--- begin Supplied passage ---

Thankfully, the movie has some opening narration that greatly helps to explain everything that's going on in the movie. The setting is Baghdad in its golden age, or "old Baghdad when it was new and shiny" as the narrator tells us. Hafiz (Ronald Colman) is a beggar by day who has somehow obtained some fancy clothes that enable him to go out at night disguising himself as a prince, calling himself Prince Hassir. It's as his prince that he makes his way into the palace of the Grand Vizier where he meets the Vizier's Macedonian wife Jamilla (Marlene Dietrich). But we're getting ahead of ourselves here.

--- end Supplied passage ---
--- begin Information provided ---

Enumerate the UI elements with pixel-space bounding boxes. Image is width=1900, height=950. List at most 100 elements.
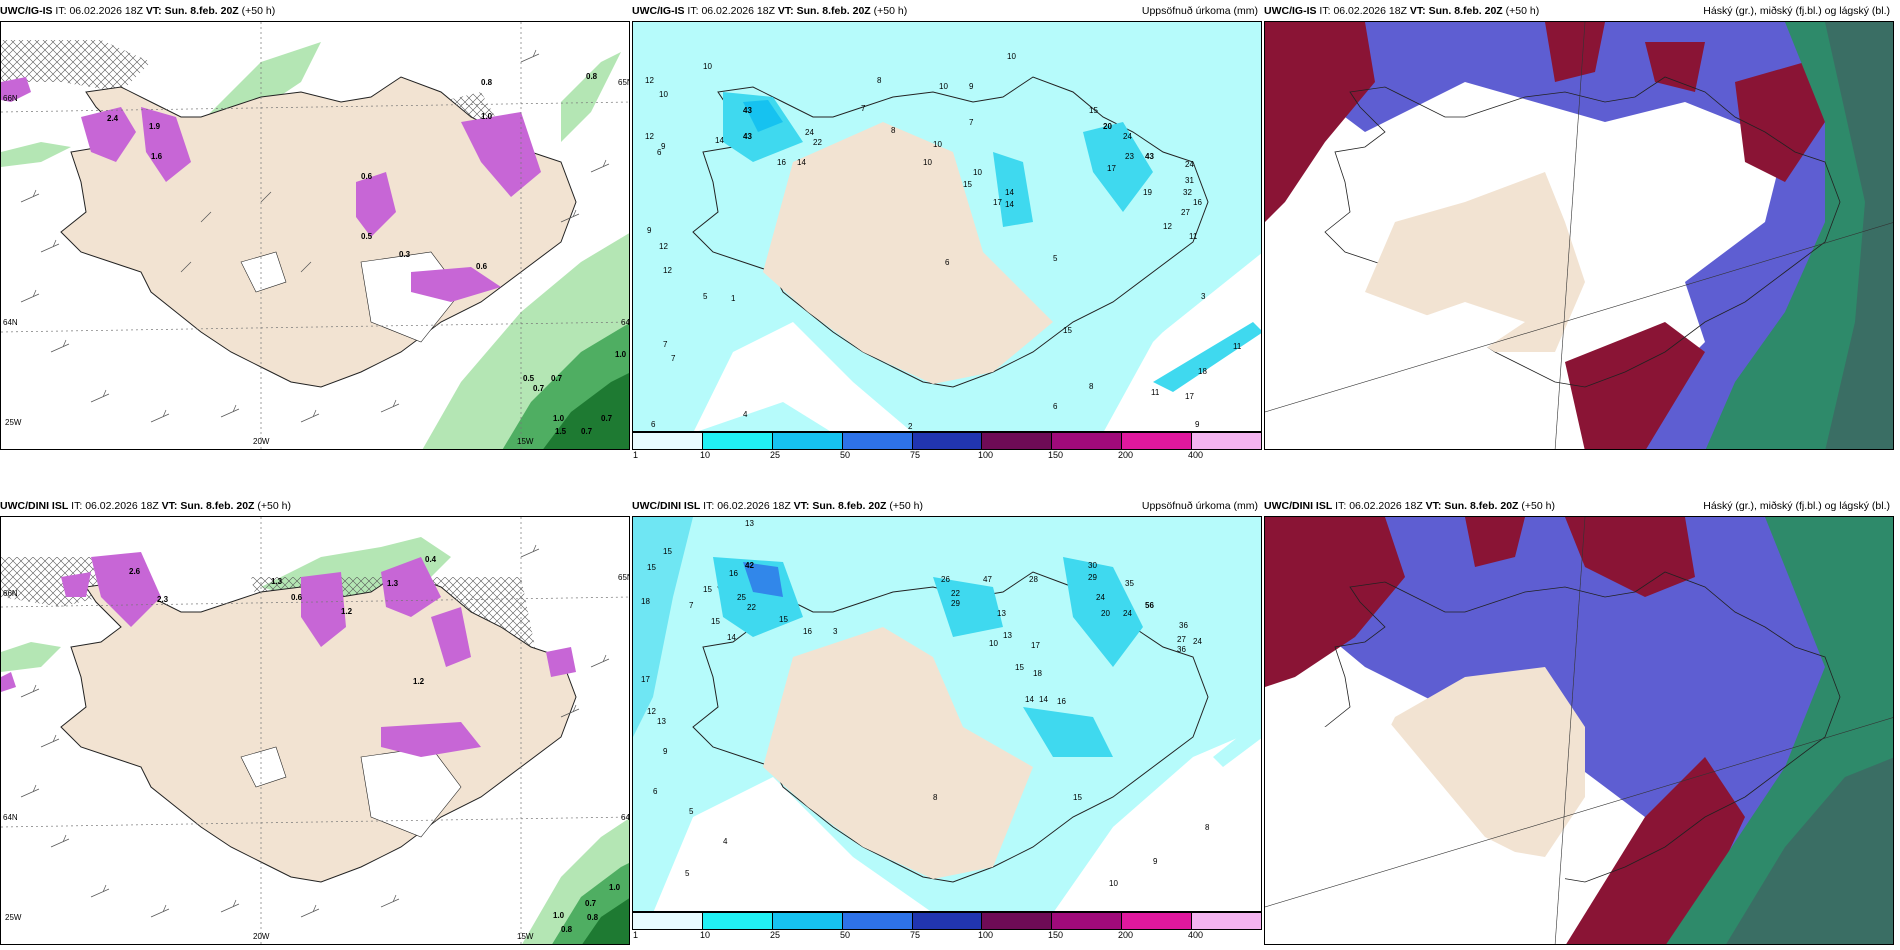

--- end Information provided ---

Exercise objective
From the passage about the film set in Baghdad, list every personal name it gives for actors or characters, including assumed names. Leave out titles such as "Grand Vizier".

Right answer
Hafiz, Ronald Colman, Prince Hassir, Jamilla, Marlene Dietrich